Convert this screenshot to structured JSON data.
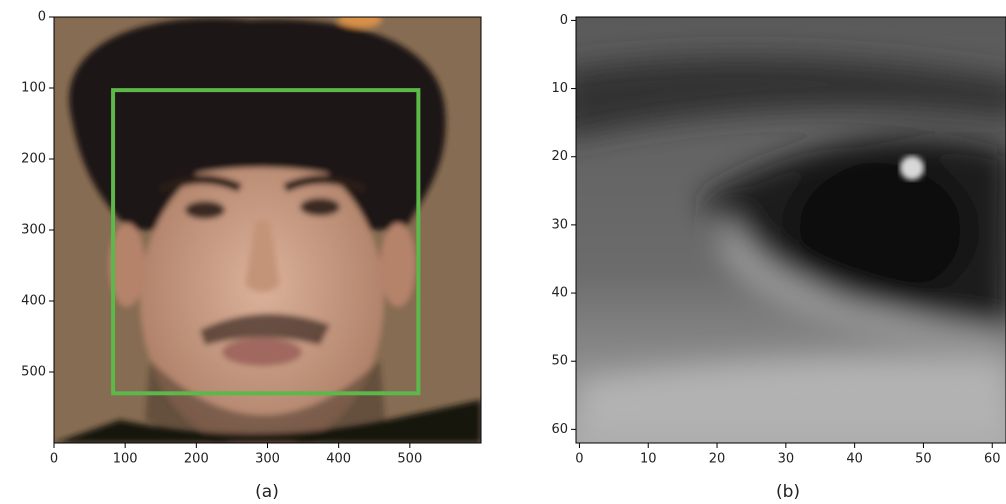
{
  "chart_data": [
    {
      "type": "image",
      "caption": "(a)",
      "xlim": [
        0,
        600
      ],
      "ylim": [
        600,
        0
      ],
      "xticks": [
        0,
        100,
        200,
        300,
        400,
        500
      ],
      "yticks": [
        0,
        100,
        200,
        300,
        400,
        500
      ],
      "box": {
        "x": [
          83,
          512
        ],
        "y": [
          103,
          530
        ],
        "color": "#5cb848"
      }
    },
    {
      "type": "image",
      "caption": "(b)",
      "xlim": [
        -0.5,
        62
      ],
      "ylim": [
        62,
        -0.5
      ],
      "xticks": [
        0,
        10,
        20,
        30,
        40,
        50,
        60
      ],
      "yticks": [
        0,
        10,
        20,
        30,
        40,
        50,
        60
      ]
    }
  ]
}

※ ※ ※

> **TASK STATEMENT**
Reproduce the full listing faithfully, but do not carry over any pictures.

> **EXERCISE RESULT**
Convert this screenshot to structured JSON data.
{
  "chart_data": [
    {
      "type": "image",
      "caption": "(a)",
      "xlim": [
        0,
        600
      ],
      "ylim": [
        600,
        0
      ],
      "xticks": [
        0,
        100,
        200,
        300,
        400,
        500
      ],
      "yticks": [
        0,
        100,
        200,
        300,
        400,
        500
      ],
      "box": {
        "x": [
          83,
          512
        ],
        "y": [
          103,
          530
        ],
        "color": "#5cb848"
      }
    },
    {
      "type": "image",
      "caption": "(b)",
      "xlim": [
        -0.5,
        62
      ],
      "ylim": [
        62,
        -0.5
      ],
      "xticks": [
        0,
        10,
        20,
        30,
        40,
        50,
        60
      ],
      "yticks": [
        0,
        10,
        20,
        30,
        40,
        50,
        60
      ]
    }
  ]
}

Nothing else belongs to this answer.